• Required work
Below are some records. Copy every line in them that holds "особу".

• Provided entries
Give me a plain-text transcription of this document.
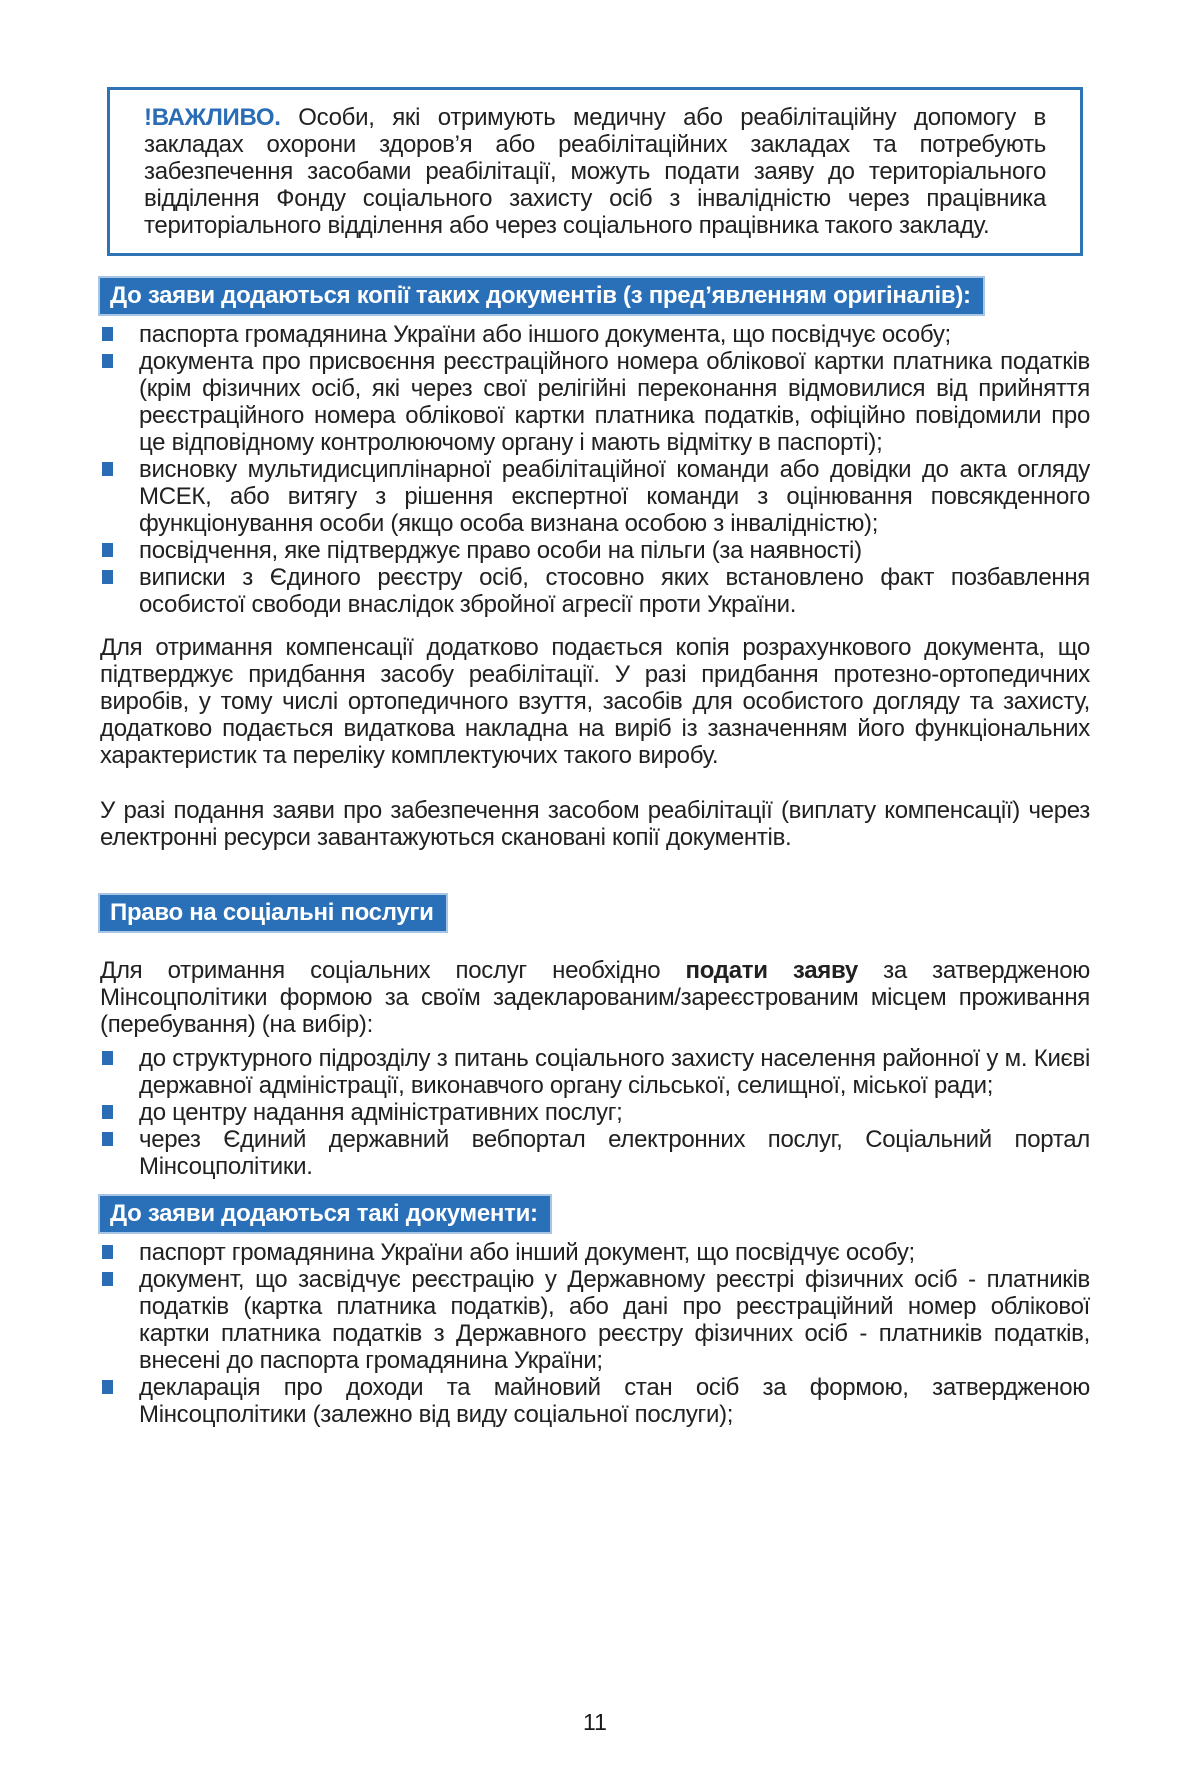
!ВАЖЛИВО. Особи, які отримують медичну або реабілітаційну допомогу в закладах охорони здоров’я або реабілітаційних закладах та потребують забезпечення засобами реабілітації, можуть подати заяву до територіального відділення Фонду соціального захисту осіб з інвалідністю через працівника територіального відділення або через соціального працівника такого закладу.
До заяви додаються копії таких документів (з пред’явленням оригіналів):
паспорта громадянина України або іншого документа, що посвідчує особу;
документа про присвоєння реєстраційного номера облікової картки платника податків (крім фізичних осіб, які через свої релігійні переконання відмовилися від прийняття реєстраційного номера облікової картки платника податків, офіційно повідомили про це відповідному контролюючому органу і мають відмітку в паспорті);
висновку мультидисциплінарної реабілітаційної команди або довідки до акта огляду МСЕК, або витягу з рішення експертної команди з оцінювання повсякденного функціонування особи (якщо особа визнана особою з інвалідністю);
посвідчення, яке підтверджує право особи на пільги (за наявності)
виписки з Єдиного реєстру осіб, стосовно яких встановлено факт позбавлення особистої свободи внаслідок збройної агресії проти України.

Для отримання компенсації додатково подається копія розрахункового документа, що підтверджує придбання засобу реабілітації. У разі придбання протезно-ортопедичних виробів, у тому числі ортопедичного взуття, засобів для особистого догляду та захисту, додатково подається видаткова накладна на виріб із зазначенням його функціональних характеристик та переліку комплектуючих такого виробу.

У разі подання заяви про забезпечення засобом реабілітації (виплату компенсації) через електронні ресурси завантажуються скановані копії документів.

Право на соціальні послуги

Для отримання соціальних послуг необхідно подати заяву за затвердженою Мінсоцполітики формою за своїм задекларованим/зареєстрованим місцем проживання (перебування) (на вибір):

до структурного підрозділу з питань соціального захисту населення районної у м. Києві державної адміністрації, виконавчого органу сільської, селищної, міської ради;
до центру надання адміністративних послуг;
через Єдиний державний вебпортал електронних послуг, Соціальний портал Мінсоцполітики.
До заяви додаються такі документи:
паспорт громадянина України або інший документ, що посвідчує особу;
документ, що засвідчує реєстрацію у Державному реєстрі фізичних осіб - платників податків (картка платника податків), або дані про реєстраційний номер облікової картки платника податків з Державного реєстру фізичних осіб - платників податків, внесені до паспорта громадянина України;
декларація про доходи та майновий стан осіб за формою, затвердженою Мінсоцполітики (залежно від виду соціальної послуги);
11
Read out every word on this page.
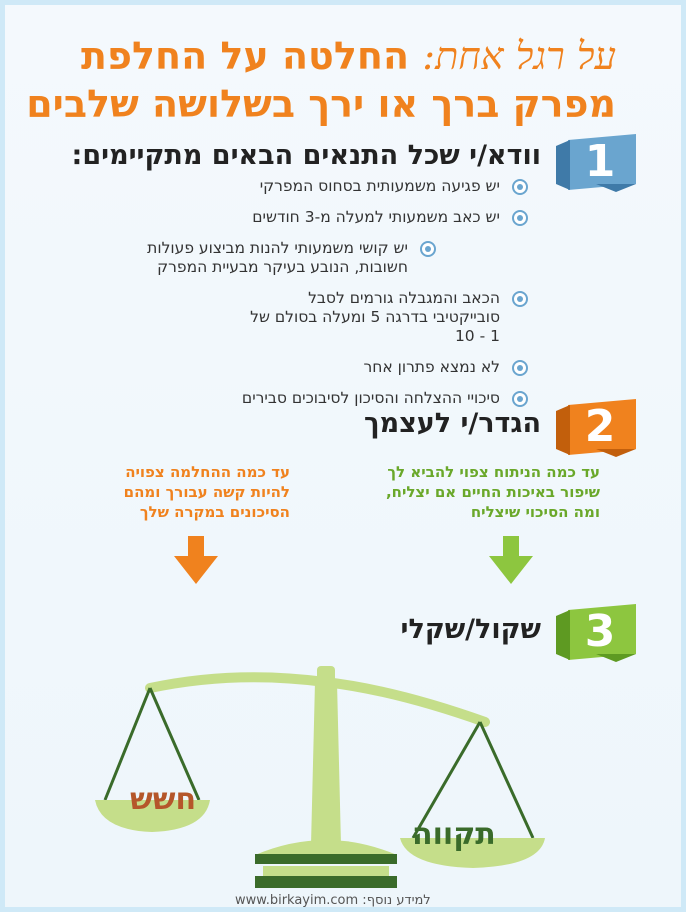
על רגל אחת: החלטה על החלפת
מפרק ברך או ירך בשלושה שלבים
1
וודא/י שכל התנאים הבאים מתקיימים:
יש פגיעה משמעותית בסחוס המפרקי
יש כאב משמעותי למעלה מ-3 חודשים
יש קושי משמעותי להנות מביצוע פעולות חשובות, הנובע בעיקר מבעיית המפרק
הכאב והמגבלה גורמים לסבל סובייקטיבי בדרגה 5 ומעלה בסולם של 1 - 10
לא נמצא פתרון אחר
סיכויי ההצלחה והסיכון לסיבוכים סבירים
2
הגדר/י לעצמך
עד כמה ההחלמה צפויה להיות קשה עבורך ומהם הסיכונים במקרה שלך
עד כמה הניתוח צפוי להביא לך שיפור באיכות החיים אם יצליח, ומה הסיכוי שיצליח
3
שקול/שקלי
חשש
תקווה
www.birkayim.com :למידע נוסף
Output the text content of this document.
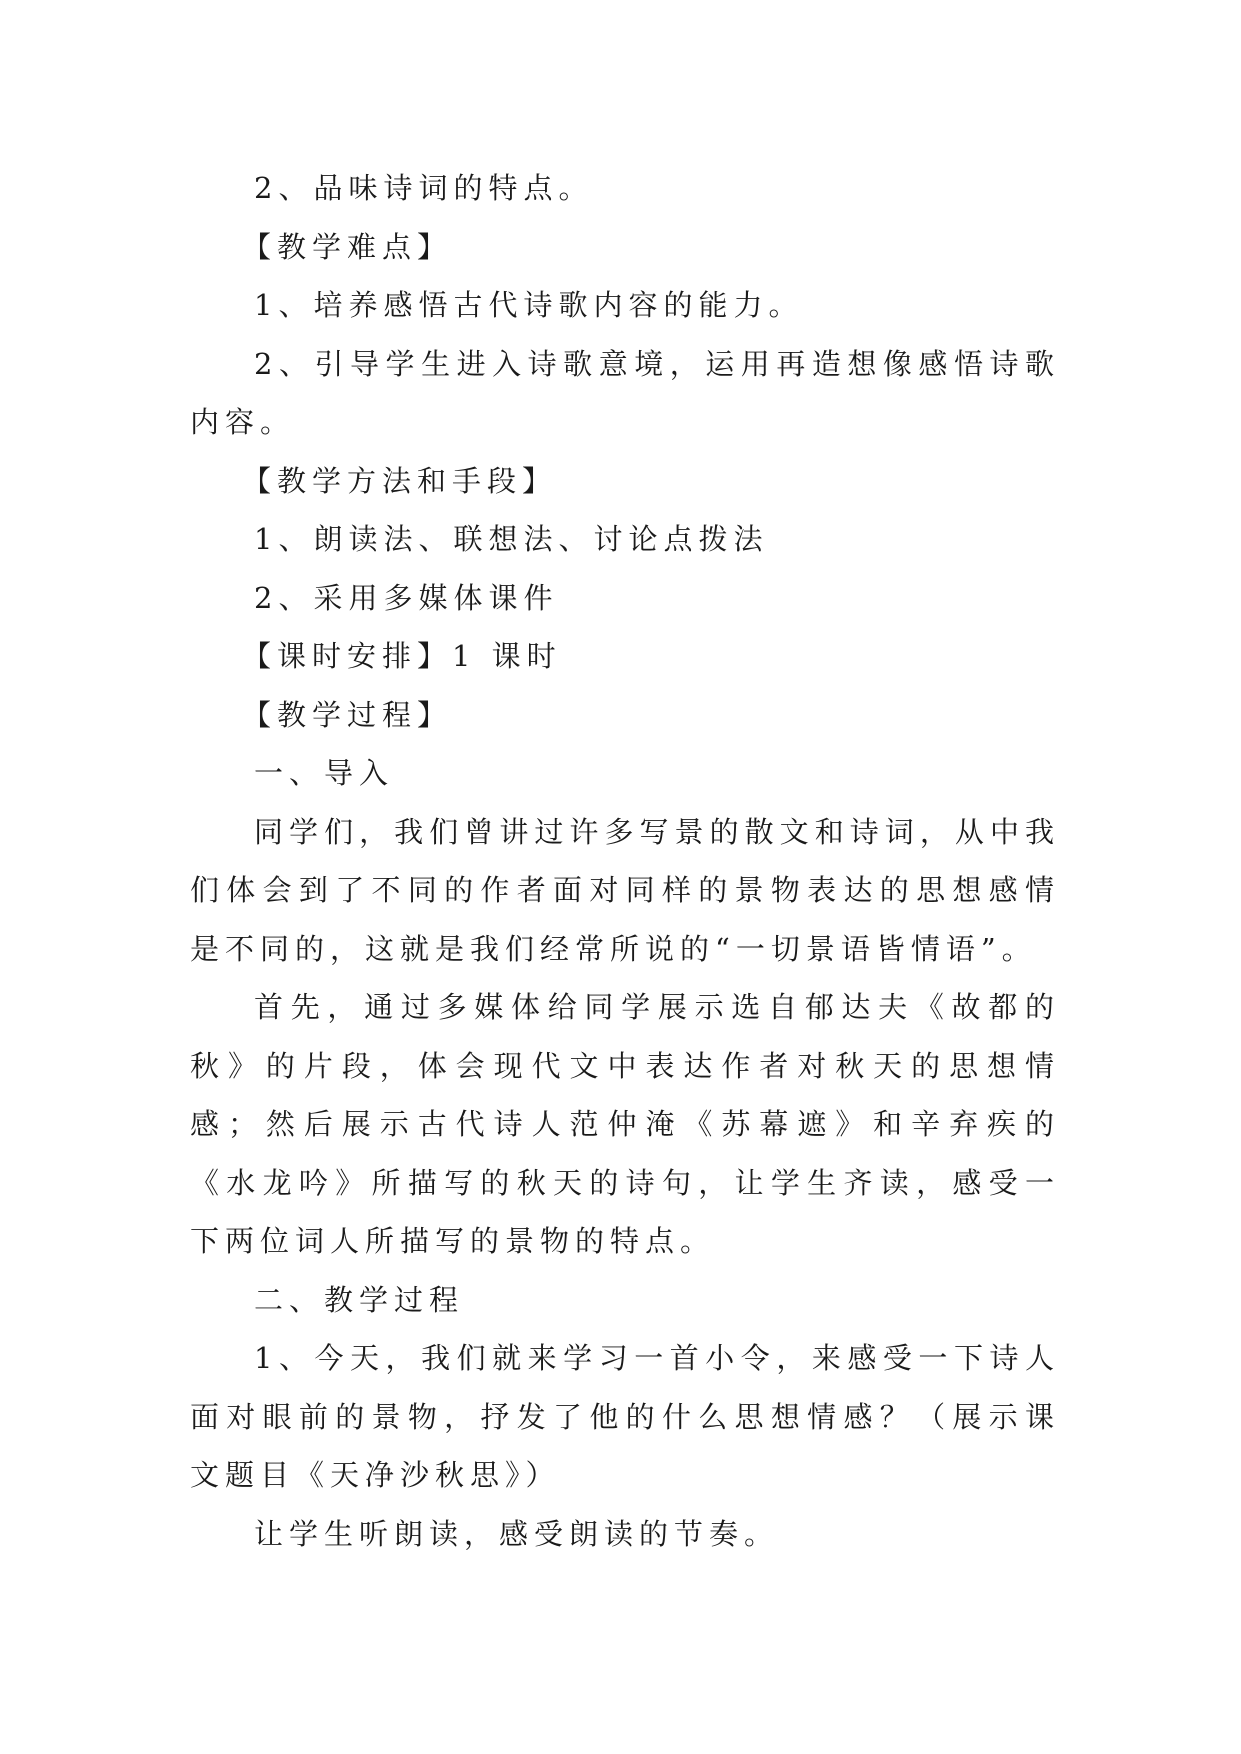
2、品味诗词的特点。

【教学难点】

1、培养感悟古代诗歌内容的能力。

2、引导学生进入诗歌意境，运用再造想像感悟诗歌内容。

【教学方法和手段】

1、朗读法、联想法、讨论点拨法

2、采用多媒体课件

【课时安排】1 课时

【教学过程】

一、导入

同学们，我们曾讲过许多写景的散文和诗词，从中我们体会到了不同的作者面对同样的景物表达的思想感情是不同的，这就是我们经常所说的“一切景语皆情语”。

首先，通过多媒体给同学展示选自郁达夫《故都的秋》的片段，体会现代文中表达作者对秋天的思想情感；然后展示古代诗人范仲淹《苏幕遮》和辛弃疾的《水龙吟》所描写的秋天的诗句，让学生齐读，感受一下两位词人所描写的景物的特点。

二、教学过程

1、今天，我们就来学习一首小令，来感受一下诗人面对眼前的景物，抒发了他的什么思想情感？（展示课文题目《天净沙秋思》）

让学生听朗读，感受朗读的节奏。
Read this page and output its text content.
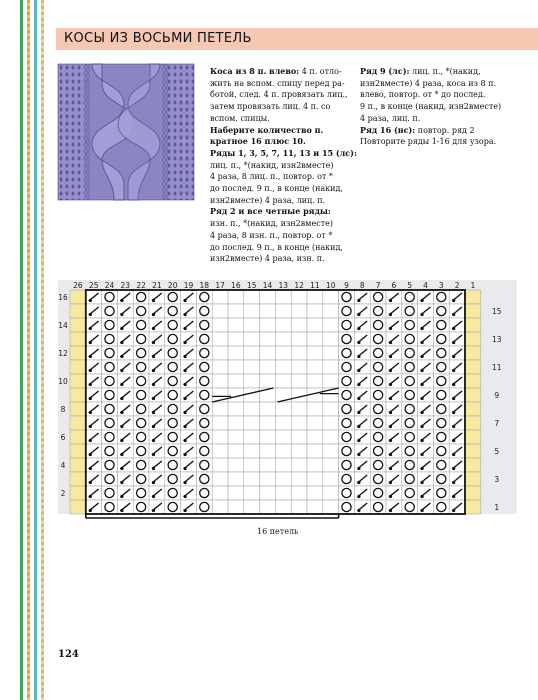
КОСЫ ИЗ ВОСЬМИ ПЕТЕЛЬ
Коса из 8 п. влево: 4 п. отло-
жить на вспом. спицу перед ра-
ботой, след. 4 п. провязать лиц.,
затем провязать лиц. 4 п. со
вспом. спицы.
Наберите количество п.
кратное 16 плюс 10.
Ряды 1, 3, 5, 7, 11, 13 и 15 (лс):
лиц. п., *(накид, изн2вместе)
4 раза, 8 лиц. п., повтор. от *
до послед. 9 п., в конце (накид,
изн2вместе) 4 раза, лиц. п.
Ряд 2 и все четные ряды:
изн. п., *(накид, изн2вместе)
4 раза, 8 изн. п., повтор. от *
до послед. 9 п., в конце (накид,
изн2вместе) 4 раза, изн. п.
Ряд 9 (лс): лиц. п., *(накид,
изн2вместе) 4 раза, коса из 8 п.
влево, повтор. от * до послед.
9 п., в конце (накид, изн2вместе)
4 раза, лиц. п.
Ряд 16 (нс): повтор. ряд 2
Повторите ряды 1-16 для узора.
26 25 24 23 22 21 20 19 18 17 16 15 14 13 12 11 10 9 8 7 6 5 4 3 2 1
16
14
12
10
8
6
4
2
15
13
11
9
7
5
3
1
16 петель
124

• Full output
паспорта громадянина України або іншого документа, що посвідчує особу;
паспорт громадянина України або інший документ, що посвідчує особу;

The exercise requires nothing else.